• Supplied information:
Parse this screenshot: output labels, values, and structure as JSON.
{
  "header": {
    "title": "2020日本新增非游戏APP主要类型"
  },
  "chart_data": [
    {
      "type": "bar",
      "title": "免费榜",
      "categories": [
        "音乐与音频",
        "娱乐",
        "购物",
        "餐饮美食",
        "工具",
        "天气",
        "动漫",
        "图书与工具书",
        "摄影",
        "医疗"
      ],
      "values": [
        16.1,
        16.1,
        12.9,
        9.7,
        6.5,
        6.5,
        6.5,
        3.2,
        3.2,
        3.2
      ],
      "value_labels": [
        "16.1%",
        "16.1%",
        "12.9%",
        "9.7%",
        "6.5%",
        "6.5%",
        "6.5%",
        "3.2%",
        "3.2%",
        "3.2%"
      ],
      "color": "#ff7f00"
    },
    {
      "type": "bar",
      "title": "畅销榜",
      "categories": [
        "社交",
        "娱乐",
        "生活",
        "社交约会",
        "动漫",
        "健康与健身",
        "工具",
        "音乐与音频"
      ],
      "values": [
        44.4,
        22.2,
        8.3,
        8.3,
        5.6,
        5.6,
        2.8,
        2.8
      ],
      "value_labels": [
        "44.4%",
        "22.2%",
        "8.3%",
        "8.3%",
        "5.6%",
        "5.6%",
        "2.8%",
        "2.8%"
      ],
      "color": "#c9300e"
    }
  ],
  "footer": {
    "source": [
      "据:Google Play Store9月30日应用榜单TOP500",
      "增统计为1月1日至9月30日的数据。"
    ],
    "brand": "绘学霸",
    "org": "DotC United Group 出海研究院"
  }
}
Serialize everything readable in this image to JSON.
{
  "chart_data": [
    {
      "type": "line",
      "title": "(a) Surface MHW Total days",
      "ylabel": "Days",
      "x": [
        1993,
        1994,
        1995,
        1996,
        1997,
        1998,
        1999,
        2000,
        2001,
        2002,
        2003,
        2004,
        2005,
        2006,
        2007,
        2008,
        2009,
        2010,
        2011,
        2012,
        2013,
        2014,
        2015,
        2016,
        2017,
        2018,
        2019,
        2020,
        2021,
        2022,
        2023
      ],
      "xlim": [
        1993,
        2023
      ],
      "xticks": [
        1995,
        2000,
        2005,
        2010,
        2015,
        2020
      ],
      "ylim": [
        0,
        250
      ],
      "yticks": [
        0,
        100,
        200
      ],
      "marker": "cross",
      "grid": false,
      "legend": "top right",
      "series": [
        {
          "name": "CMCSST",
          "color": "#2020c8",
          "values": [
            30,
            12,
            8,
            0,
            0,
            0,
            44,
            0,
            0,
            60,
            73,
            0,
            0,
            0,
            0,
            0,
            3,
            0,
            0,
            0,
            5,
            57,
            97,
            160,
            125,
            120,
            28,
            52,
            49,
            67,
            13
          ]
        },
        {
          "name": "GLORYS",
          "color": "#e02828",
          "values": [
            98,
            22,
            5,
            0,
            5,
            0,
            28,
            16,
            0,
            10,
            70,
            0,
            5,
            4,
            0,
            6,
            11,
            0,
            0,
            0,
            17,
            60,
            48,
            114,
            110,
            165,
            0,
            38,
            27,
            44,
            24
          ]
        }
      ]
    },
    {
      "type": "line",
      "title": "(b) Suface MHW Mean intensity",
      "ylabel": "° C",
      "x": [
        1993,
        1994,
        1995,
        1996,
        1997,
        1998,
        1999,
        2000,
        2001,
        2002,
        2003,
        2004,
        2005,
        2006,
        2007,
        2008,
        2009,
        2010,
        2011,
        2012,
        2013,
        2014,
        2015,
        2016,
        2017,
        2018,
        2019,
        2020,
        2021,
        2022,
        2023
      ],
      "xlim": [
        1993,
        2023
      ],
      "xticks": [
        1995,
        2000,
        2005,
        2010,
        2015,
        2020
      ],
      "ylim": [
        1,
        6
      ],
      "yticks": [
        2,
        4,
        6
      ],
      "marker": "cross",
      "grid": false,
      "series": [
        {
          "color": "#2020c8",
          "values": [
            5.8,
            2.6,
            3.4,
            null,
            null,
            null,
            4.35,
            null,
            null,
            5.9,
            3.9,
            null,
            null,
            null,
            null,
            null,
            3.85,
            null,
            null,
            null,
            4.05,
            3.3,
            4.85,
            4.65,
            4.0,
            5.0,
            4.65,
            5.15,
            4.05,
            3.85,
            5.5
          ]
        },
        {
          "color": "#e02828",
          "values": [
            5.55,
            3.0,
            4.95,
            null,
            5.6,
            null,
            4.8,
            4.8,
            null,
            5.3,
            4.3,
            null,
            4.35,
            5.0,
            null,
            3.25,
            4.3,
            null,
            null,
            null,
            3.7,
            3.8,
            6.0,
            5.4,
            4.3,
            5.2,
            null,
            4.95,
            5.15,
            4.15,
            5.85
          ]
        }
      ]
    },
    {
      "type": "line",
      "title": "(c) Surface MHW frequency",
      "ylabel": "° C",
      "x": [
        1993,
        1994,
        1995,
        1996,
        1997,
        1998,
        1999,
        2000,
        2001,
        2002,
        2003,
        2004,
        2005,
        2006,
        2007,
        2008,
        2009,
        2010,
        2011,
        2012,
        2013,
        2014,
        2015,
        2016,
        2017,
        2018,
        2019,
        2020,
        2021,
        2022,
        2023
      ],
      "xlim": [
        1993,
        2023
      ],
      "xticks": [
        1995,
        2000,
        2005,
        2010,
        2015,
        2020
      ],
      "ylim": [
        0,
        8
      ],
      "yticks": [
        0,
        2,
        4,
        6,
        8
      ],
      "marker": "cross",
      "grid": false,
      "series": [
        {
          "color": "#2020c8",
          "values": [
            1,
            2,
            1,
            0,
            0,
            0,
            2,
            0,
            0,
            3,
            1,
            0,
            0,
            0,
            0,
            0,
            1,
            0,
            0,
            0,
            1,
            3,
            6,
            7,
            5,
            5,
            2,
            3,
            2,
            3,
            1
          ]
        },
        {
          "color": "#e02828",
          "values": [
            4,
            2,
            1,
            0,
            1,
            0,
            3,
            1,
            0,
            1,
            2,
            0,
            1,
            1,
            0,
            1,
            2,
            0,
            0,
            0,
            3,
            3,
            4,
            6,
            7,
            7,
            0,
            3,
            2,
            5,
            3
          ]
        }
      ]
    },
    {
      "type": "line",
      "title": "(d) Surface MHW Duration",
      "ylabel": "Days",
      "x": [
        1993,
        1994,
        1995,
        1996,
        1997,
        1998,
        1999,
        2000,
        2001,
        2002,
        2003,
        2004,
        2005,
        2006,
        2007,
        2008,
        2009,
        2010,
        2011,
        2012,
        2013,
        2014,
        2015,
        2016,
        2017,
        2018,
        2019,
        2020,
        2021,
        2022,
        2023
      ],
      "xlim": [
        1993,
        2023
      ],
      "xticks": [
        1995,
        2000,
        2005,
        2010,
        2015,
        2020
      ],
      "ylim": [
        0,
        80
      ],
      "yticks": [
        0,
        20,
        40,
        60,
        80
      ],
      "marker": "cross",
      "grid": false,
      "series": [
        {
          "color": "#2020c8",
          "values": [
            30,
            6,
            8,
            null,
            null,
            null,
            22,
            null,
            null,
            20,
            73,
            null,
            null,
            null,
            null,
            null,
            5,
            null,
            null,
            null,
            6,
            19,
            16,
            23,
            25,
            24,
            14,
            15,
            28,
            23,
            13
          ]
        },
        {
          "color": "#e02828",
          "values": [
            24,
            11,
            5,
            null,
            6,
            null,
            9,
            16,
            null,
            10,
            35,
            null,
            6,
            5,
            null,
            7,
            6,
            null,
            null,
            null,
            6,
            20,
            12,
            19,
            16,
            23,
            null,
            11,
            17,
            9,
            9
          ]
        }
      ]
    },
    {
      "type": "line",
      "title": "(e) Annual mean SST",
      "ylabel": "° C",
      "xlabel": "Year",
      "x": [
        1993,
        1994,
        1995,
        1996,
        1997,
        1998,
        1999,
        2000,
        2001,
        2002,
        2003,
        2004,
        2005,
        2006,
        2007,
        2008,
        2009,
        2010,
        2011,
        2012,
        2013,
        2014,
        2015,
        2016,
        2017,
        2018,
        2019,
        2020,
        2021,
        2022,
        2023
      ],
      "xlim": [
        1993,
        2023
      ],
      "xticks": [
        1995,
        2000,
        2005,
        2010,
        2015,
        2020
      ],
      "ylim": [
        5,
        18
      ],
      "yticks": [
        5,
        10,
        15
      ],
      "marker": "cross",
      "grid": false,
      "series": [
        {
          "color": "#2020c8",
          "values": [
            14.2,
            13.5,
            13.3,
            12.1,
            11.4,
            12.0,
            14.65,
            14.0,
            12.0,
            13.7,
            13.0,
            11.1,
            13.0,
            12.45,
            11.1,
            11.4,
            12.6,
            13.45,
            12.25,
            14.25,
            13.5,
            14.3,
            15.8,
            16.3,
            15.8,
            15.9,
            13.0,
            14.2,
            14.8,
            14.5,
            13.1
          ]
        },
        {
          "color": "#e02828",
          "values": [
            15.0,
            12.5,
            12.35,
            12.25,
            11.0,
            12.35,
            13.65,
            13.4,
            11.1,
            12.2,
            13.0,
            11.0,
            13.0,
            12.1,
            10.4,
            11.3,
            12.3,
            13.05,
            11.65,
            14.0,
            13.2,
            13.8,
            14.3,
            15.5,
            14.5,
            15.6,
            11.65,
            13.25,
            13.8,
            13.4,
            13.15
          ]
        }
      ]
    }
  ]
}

• Goal:
Looking at the entries above, how many lines contain the word "Surface"? Answer with the number alone.

• Finished answer:
3